(Exercise description): Reproduce all entries precisely as they are written.

==== Provided records ====

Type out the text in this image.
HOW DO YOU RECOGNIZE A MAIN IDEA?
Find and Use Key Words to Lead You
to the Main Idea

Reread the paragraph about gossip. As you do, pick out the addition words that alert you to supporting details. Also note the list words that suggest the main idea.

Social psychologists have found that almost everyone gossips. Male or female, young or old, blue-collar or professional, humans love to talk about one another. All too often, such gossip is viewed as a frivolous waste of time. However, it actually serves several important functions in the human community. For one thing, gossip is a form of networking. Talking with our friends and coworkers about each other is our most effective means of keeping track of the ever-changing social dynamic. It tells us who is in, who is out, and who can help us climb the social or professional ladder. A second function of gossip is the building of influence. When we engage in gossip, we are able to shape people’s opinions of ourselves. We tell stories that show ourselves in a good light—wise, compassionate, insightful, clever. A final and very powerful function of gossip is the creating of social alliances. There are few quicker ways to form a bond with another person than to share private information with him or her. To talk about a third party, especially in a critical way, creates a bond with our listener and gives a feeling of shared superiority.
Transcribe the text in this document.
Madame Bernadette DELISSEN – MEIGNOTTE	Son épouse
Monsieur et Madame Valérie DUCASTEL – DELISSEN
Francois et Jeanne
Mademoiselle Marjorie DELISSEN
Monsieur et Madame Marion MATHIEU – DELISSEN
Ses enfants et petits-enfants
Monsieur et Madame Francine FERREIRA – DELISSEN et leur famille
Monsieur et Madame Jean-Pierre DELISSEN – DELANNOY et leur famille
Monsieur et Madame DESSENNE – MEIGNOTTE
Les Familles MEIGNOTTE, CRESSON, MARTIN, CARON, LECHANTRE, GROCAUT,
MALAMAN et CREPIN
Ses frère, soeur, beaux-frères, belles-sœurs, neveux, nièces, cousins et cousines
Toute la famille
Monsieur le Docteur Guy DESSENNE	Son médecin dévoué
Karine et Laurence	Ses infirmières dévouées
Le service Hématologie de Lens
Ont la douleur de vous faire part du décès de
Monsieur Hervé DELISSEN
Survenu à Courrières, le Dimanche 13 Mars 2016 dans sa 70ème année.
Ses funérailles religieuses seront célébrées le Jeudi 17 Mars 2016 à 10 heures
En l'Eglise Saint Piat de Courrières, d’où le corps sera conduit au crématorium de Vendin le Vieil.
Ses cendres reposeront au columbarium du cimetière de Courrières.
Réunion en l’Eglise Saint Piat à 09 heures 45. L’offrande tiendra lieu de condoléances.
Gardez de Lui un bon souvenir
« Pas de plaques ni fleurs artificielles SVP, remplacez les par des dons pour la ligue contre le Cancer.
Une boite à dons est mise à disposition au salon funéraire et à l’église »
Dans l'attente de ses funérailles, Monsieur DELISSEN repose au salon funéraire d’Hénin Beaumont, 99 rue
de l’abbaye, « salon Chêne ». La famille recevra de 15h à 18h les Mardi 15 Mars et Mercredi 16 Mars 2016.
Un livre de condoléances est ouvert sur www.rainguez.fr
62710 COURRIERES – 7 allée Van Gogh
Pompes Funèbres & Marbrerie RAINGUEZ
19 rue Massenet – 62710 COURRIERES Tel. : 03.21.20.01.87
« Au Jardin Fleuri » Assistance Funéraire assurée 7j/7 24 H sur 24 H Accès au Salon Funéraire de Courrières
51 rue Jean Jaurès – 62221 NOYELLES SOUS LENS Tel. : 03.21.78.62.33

====

(The reply):
Type out the text in this image.
HOW DO YOU RECOGNIZE A MAIN IDEA?
Find and Use Key Words to Lead You
to the Main Idea

Reread the paragraph about gossip. As you do, pick out the addition words that alert you to supporting details. Also note the list words that suggest the main idea.

Social psychologists have found that almost everyone gossips. Male or female, young or old, blue-collar or professional, humans love to talk about one another. All too often, such gossip is viewed as a frivolous waste of time. However, it actually serves several important functions in the human community. For one thing, gossip is a form of networking. Talking with our friends and coworkers about each other is our most effective means of keeping track of the ever-changing social dynamic. It tells us who is in, who is out, and who can help us climb the social or professional ladder. A second function of gossip is the building of influence. When we engage in gossip, we are able to shape people’s opinions of ourselves. We tell stories that show ourselves in a good light—wise, compassionate, insightful, clever. A final and very powerful function of gossip is the creating of social alliances. There are few quicker ways to form a bond with another person than to share private information with him or her. To talk about a third party, especially in a critical way, creates a bond with our listener and gives a feeling of shared superiority.
Transcribe the text in this document.
Madame Bernadette DELISSEN – MEIGNOTTE	Son épouse
Monsieur et Madame Valérie DUCASTEL – DELISSEN
Francois et Jeanne
Mademoiselle Marjorie DELISSEN
Monsieur et Madame Marion MATHIEU – DELISSEN
Ses enfants et petits-enfants
Monsieur et Madame Francine FERREIRA – DELISSEN et leur famille
Monsieur et Madame Jean-Pierre DELISSEN – DELANNOY et leur famille
Monsieur et Madame DESSENNE – MEIGNOTTE
Les Familles MEIGNOTTE, CRESSON, MARTIN, CARON, LECHANTRE, GROCAUT,
MALAMAN et CREPIN
Ses frère, soeur, beaux-frères, belles-sœurs, neveux, nièces, cousins et cousines
Toute la famille
Monsieur le Docteur Guy DESSENNE	Son médecin dévoué
Karine et Laurence	Ses infirmières dévouées
Le service Hématologie de Lens
Ont la douleur de vous faire part du décès de
Monsieur Hervé DELISSEN
Survenu à Courrières, le Dimanche 13 Mars 2016 dans sa 70ème année.
Ses funérailles religieuses seront célébrées le Jeudi 17 Mars 2016 à 10 heures
En l'Eglise Saint Piat de Courrières, d’où le corps sera conduit au crématorium de Vendin le Vieil.
Ses cendres reposeront au columbarium du cimetière de Courrières.
Réunion en l’Eglise Saint Piat à 09 heures 45. L’offrande tiendra lieu de condoléances.
Gardez de Lui un bon souvenir
« Pas de plaques ni fleurs artificielles SVP, remplacez les par des dons pour la ligue contre le Cancer.
Une boite à dons est mise à disposition au salon funéraire et à l’église »
Dans l'attente de ses funérailles, Monsieur DELISSEN repose au salon funéraire d’Hénin Beaumont, 99 rue
de l’abbaye, « salon Chêne ». La famille recevra de 15h à 18h les Mardi 15 Mars et Mercredi 16 Mars 2016.
Un livre de condoléances est ouvert sur www.rainguez.fr
62710 COURRIERES – 7 allée Van Gogh
Pompes Funèbres & Marbrerie RAINGUEZ
19 rue Massenet – 62710 COURRIERES Tel. : 03.21.20.01.87
« Au Jardin Fleuri » Assistance Funéraire assurée 7j/7 24 H sur 24 H Accès au Salon Funéraire de Courrières
51 rue Jean Jaurès – 62221 NOYELLES SOUS LENS Tel. : 03.21.78.62.33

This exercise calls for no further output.